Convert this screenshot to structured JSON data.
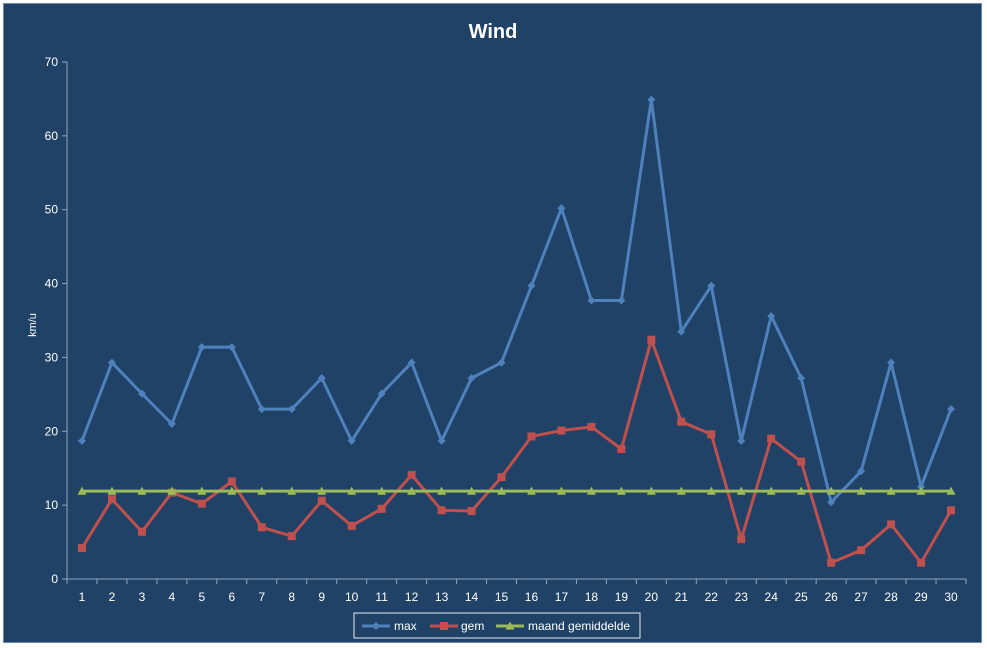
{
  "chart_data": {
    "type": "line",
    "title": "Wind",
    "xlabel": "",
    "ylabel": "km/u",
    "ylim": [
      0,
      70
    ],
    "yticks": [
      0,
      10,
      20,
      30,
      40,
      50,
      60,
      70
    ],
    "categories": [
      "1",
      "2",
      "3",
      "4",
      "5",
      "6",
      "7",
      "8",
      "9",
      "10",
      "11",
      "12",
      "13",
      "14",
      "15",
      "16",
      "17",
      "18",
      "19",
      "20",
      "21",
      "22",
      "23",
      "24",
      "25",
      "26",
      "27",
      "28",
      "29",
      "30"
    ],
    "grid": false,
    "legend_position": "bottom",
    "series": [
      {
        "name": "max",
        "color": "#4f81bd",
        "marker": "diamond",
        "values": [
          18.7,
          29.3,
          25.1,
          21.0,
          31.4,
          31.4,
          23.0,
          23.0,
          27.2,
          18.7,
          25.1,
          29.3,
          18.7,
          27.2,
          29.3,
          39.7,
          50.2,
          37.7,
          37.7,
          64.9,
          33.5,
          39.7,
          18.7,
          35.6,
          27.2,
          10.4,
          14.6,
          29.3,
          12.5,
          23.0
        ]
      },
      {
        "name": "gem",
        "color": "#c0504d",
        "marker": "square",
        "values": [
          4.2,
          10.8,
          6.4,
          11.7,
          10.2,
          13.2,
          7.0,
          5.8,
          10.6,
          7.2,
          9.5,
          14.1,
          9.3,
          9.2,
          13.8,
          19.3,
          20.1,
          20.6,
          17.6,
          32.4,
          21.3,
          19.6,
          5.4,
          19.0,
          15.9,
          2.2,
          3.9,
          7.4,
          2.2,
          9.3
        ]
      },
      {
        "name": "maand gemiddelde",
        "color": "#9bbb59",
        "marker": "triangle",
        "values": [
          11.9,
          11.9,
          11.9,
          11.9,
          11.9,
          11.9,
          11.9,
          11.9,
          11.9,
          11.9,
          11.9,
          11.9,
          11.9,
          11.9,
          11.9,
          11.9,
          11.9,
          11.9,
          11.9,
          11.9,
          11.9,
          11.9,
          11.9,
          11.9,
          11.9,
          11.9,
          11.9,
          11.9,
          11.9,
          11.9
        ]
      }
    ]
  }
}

-*-

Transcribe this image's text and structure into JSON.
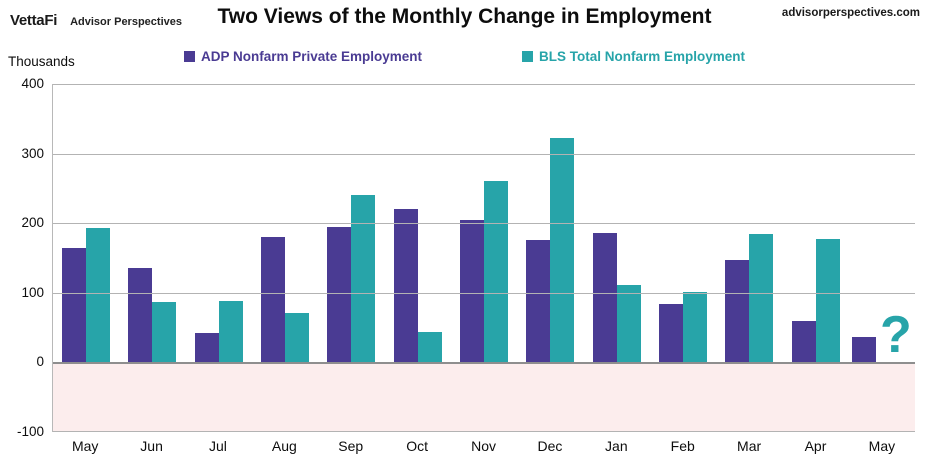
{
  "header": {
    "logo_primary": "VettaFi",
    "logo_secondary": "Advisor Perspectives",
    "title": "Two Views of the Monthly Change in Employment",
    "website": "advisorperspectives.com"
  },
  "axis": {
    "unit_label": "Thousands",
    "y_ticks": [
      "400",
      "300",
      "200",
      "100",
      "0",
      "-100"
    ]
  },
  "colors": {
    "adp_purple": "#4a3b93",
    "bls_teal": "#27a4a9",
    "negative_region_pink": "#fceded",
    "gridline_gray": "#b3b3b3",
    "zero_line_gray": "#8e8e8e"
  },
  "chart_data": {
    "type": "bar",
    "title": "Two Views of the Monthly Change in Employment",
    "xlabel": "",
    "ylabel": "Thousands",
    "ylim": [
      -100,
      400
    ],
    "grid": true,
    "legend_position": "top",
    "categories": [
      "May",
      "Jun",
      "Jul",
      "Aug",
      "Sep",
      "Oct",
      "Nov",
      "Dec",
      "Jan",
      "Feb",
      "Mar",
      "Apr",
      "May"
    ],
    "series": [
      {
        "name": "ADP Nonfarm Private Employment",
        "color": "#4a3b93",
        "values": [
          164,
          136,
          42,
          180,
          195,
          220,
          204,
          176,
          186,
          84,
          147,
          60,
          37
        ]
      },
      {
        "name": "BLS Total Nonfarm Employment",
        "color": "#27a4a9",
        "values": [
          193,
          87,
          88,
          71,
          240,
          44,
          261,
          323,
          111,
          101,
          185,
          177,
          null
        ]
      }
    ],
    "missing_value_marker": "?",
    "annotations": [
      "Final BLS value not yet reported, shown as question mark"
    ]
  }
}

-*-

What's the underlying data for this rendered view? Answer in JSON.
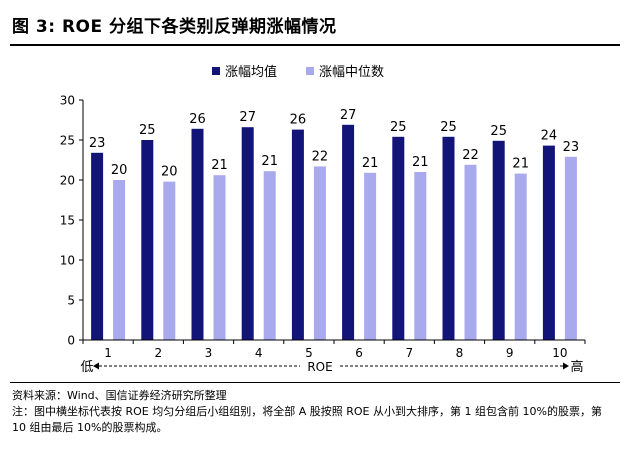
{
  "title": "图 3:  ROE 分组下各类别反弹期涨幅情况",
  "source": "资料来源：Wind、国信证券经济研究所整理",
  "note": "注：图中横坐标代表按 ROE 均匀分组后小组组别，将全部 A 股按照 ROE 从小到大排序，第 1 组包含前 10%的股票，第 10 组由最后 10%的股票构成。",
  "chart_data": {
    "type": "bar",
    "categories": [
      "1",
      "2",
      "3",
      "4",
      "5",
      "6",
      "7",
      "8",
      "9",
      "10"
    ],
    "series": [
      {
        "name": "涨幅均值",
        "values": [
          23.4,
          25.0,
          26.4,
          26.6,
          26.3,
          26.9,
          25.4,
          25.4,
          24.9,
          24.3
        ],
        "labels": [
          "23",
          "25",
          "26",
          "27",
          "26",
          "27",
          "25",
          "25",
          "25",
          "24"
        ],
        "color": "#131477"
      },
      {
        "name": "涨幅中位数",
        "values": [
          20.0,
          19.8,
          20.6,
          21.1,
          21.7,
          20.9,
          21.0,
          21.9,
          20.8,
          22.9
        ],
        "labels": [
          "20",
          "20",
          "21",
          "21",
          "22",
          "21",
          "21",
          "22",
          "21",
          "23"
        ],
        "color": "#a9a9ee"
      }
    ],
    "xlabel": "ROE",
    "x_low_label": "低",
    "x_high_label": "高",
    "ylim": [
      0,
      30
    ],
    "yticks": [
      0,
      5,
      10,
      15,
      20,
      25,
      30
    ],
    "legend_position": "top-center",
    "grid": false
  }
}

-*-

> _The request_:
Every line above that contains the word "Thousands" should be reported.

> _Response to the task_:
    "unit_label": "Thousands",
    "ylabel": "Thousands",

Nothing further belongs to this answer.